AUFGABENSTELLUNG |
- a) Laut dem Auszug zum selbständigen Beweisverfahren: Mit welchem Beschlussdatum setzte das Landgericht der Antragstellerin eine Frist zur Klageerhebung?
- b) Gib aus dem Auszug zum selbständigen Beweisverfahren den Abschnitt zwischen „Die gegen diese“ und „Antragstellerin auferlegt werden.“ einschließlich wortgetreu wieder.

VORLIEGENDER AUSZUG |

══════════

Nach den Feststellungen des mit der Begutachtung der Lüftungsanlage im selbständigen Beweisverfahren beauftragten Sachverständigen war die Anlage fehlerfrei installiert worden. Die Mängelfreiheit der Lüftungsanlage ist in den in der Folgezeit geführten Zivilverfahren 8 O 108/02 LG Köln (Klage des Rechtsnachverfolgers der Antragsgegnerin gegen die Antragstellerin auf Zahlung rückständiger Pachtzinsen) und 8 O 352/03 LG Köln (Klage der Antragstellerin gegen den Unterpächter u.a. auf Zahlung rückständiger Pacht) unstreitig gewesen. Eine Entscheidung über die Kosten des selbständigen Beweisverfahrens ist in keinem dieser Verfahren ergangen. Im Verfahren 8 O 352/03 LG Köln ist die Fa. L GmbH dem Streit auf Seiten des Beklagten beigetreten, die Kosten ihrer Streithilfe sind ihr selbst auferlegt worden; einen Antrag, der Klägerin jenes Verfahrens die (Streithilfe-)Kosten des vorliegenden selbständigen Beweisverfahrens aufzuerlegen, hatte das Landgericht abgelehnt. Auf den Antrag der Fa. L GmbH hat das mit dem vorliegenden selbständigen Beweisverfahren befasste Landgericht der Antragstellerin mit Beschluss vom 30.9.2003 gemäß § 494 a Abs.1 ZPO eine Frist zur Klageerhebung gegen die Antragsgegner "bezogen auf den die Streithelferin betreffenden Teil des Beweisverfahrens" gesetzt. Nachdem die gesetzte Frist abgelaufen war, ohne dass die Antragstellerin Klage erhoben hätte, hat das Landgericht mit dem angefochtenen Beschluss die der Streithelferin der Antragsgegnerin im selbständigen Beweisverfahren entstandenen Kosten gemäß § 494 a Abs.2 Satz 1 ZPO der Antragstellerin auferlegt.

II.

Die gegen diese Entscheidung gerichtete, gemäß § 494 a Abs.2 Satz 2 ZPO zulässige sofortige Beschwerde der Antragstellerin hat Erfolg. Die Kosten der Streithelferin der Antragsgegnerin können nicht der Antragstellerin auferlegt werden.

1.)

══════════

Aus einer Sammlung extrahierte Daten |
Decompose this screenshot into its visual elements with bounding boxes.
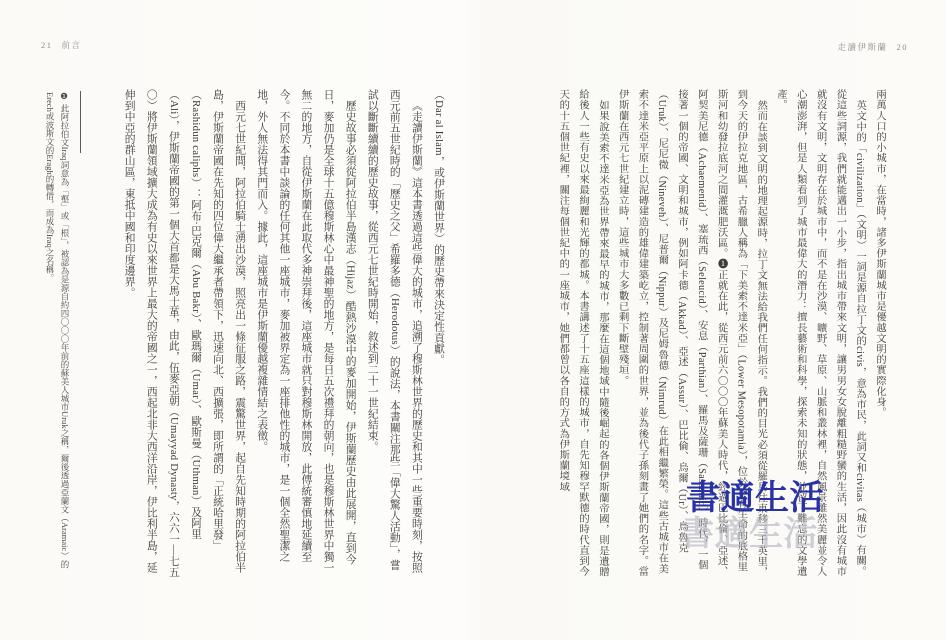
paragraph: 歷史故事必須從阿拉伯半島漢志（Hijaz）酷熱沙漠中的麥加開始，伊斯蘭歷史由此展… (251, 89, 361, 578)
paragraph: 兩萬人口的小城市，在當時，諸多伊斯蘭城市是優越文明的實際化身。 (869, 89, 889, 578)
footnote-text: ❶ 此阿拉伯文Iraq詞意為「壑」或「根」，被認為是源自約四〇〇〇年前的蘇美人城… (42, 92, 72, 579)
page-number-left: 21 (41, 40, 53, 50)
footnote: ❶ 此阿拉伯文Iraq詞意為「壑」或「根」，被認為是源自約四〇〇〇年前的蘇美人城… (38, 92, 72, 579)
section-title: 前言 (62, 40, 82, 50)
page-right-text: 兩萬人口的小城市，在當時，諸多伊斯蘭城市是優越文明的實際化身。 英文中的「civ… (531, 89, 889, 578)
book-spread: 21前言 走讀伊斯蘭20 兩萬人口的小城市，在當時，諸多伊斯蘭城市是優越文明的實… (0, 0, 946, 640)
paragraph: 西元七世紀間，阿拉伯騎士湧出沙漠，照亮出一條征服之路，震驚世界，起自先知時期的阿… (119, 89, 252, 578)
paragraph: 然而在談到文明的地理起源時，拉丁文無法給我們任何指示。我們的目光必須從羅馬往東移… (612, 89, 770, 578)
running-header-right: 走讀伊斯蘭20 (837, 41, 908, 53)
paragraph: 《走讀伊斯蘭》這本書透過這些偉大的城市，追溯了穆斯林世界的歷史和其中一些重要時刻… (362, 89, 428, 578)
running-header-left: 21前言 (41, 39, 82, 51)
book-title: 走讀伊斯蘭 (837, 42, 887, 52)
paragraph: 英文中的「civilization」（文明）一詞是源自拉丁文的civis，意為市… (770, 89, 869, 578)
paragraph: 如果說美索不達米亞為世界帶來最早的城市，那麼在這個地域中隨後崛起的各個伊斯蘭帝國… (552, 89, 611, 578)
paragraph: （Dar al Islam，或伊斯蘭世界）的歷史帶來決定性貢獻。 (428, 89, 450, 578)
page-left-text: （Dar al Islam，或伊斯蘭世界）的歷史帶來決定性貢獻。 《走讀伊斯蘭》… (114, 89, 450, 578)
page-number-right: 20 (897, 42, 909, 52)
footnote-divider (80, 91, 81, 153)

══════════

LÖSUNGEN JE AUFGABE |
- a) Mit Beschluss vom 30.9.2003.

- b)
Die gegen diese Entscheidung gerichtete, gemäß § 494 a Abs.2 Satz 2 ZPO zulässige sofortige Beschwerde der Antragstellerin hat Erfolg. Die Kosten der Streithelferin der Antragsgegnerin können nicht der Antragstellerin auferlegt werden.